:: WHAT YOU ARE ASKED TO DO ::
Report the total number of lines that include the string "content", without any other text.

— START OF STORED RECORDS —

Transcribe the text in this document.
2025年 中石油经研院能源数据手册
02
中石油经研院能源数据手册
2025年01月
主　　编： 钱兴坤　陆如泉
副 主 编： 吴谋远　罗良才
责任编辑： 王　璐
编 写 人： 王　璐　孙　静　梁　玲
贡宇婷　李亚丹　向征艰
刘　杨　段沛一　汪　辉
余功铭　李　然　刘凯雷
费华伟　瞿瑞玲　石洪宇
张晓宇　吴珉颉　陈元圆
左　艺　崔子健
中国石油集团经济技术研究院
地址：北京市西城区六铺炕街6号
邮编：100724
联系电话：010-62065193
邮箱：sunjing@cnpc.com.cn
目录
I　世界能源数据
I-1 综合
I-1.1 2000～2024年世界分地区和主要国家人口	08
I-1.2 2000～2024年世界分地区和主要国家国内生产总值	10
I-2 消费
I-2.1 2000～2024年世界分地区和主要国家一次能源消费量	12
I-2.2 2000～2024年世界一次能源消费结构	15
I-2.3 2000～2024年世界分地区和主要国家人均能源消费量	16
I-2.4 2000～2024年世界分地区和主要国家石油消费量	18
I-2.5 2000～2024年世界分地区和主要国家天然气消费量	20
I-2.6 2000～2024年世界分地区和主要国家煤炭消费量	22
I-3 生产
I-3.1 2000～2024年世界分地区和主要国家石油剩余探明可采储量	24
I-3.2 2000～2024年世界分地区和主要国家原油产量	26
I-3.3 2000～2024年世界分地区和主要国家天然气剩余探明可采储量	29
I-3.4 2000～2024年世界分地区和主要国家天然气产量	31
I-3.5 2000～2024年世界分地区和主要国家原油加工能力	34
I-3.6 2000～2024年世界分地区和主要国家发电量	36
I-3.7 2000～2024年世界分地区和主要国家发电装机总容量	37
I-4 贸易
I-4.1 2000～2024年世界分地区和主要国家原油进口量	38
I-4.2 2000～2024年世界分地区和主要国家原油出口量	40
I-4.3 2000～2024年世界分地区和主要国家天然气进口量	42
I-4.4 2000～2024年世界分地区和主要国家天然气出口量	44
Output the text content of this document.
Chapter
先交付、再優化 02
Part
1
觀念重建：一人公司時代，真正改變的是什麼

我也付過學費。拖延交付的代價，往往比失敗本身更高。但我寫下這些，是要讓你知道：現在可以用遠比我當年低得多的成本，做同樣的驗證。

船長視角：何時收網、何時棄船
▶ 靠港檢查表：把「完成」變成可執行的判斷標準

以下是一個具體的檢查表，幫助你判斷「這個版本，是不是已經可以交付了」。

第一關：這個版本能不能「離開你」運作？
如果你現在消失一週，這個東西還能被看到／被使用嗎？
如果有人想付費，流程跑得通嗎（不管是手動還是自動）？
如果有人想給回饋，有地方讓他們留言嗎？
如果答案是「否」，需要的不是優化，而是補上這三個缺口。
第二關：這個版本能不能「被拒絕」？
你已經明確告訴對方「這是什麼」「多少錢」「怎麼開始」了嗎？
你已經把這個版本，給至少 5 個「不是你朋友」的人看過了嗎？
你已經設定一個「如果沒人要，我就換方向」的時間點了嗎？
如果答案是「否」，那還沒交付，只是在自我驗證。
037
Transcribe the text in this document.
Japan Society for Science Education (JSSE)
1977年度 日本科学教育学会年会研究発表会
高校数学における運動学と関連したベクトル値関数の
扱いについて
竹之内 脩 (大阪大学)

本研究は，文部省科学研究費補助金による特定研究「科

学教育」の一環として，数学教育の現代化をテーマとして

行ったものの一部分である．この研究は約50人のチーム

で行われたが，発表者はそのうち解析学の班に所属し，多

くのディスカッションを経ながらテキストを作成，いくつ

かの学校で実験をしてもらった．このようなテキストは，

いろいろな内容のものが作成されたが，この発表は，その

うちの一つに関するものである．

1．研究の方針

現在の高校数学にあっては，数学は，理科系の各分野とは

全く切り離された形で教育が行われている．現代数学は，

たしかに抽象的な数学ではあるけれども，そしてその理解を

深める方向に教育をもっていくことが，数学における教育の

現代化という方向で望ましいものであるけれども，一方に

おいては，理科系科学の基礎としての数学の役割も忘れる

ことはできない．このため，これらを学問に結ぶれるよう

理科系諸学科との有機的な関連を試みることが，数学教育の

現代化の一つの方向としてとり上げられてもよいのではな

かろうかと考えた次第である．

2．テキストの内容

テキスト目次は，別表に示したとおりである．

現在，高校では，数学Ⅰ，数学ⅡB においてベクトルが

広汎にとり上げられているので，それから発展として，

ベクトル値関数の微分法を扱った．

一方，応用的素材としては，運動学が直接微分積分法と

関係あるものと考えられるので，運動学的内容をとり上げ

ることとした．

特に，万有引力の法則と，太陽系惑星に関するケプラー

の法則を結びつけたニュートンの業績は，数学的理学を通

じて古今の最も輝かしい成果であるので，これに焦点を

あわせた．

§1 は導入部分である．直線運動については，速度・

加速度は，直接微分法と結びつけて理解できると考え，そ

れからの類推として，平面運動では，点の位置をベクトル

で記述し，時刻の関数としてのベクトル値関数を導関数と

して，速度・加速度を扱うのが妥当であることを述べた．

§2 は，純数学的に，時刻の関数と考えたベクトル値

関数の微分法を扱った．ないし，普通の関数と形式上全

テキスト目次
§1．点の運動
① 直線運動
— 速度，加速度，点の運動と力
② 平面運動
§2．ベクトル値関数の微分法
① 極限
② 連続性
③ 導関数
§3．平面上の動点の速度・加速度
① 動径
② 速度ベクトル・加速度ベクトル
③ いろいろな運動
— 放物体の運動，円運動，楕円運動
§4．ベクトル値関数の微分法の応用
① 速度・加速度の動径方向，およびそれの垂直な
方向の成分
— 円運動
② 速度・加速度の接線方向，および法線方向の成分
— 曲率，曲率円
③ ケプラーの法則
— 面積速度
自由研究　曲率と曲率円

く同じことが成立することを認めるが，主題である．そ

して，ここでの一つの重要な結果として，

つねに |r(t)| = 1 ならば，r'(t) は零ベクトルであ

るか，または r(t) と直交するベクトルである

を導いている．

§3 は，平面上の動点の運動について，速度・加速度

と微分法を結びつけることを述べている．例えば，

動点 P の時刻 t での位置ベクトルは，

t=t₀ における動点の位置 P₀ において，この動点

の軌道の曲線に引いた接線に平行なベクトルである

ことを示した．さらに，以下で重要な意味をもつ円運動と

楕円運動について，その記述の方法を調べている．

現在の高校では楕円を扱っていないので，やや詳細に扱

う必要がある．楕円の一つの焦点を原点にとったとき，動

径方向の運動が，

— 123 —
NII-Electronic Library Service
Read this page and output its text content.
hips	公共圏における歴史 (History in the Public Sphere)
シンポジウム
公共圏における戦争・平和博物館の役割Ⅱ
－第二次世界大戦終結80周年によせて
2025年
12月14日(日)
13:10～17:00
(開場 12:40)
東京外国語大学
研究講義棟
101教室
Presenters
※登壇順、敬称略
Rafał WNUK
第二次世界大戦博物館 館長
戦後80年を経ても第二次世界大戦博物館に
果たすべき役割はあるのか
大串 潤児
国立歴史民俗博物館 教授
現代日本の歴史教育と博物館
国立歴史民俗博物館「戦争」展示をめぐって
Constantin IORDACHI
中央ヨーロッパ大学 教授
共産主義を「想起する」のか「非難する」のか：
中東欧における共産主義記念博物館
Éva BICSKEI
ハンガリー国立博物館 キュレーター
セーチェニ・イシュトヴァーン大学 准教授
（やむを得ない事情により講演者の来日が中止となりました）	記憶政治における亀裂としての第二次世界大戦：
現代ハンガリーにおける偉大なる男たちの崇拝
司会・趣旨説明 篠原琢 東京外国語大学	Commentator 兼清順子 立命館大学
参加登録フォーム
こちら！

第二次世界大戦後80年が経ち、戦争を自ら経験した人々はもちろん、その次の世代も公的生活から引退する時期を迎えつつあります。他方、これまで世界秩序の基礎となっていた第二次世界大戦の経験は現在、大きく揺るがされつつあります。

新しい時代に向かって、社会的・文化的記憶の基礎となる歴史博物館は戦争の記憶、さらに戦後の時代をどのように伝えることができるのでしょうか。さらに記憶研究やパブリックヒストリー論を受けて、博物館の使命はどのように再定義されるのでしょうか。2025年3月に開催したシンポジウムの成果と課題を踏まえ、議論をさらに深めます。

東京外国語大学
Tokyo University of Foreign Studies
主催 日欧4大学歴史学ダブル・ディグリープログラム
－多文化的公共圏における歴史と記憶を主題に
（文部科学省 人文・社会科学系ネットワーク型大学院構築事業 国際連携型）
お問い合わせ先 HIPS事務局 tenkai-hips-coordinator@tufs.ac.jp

— END OF STORED RECORDS —

:: RESULT ::
2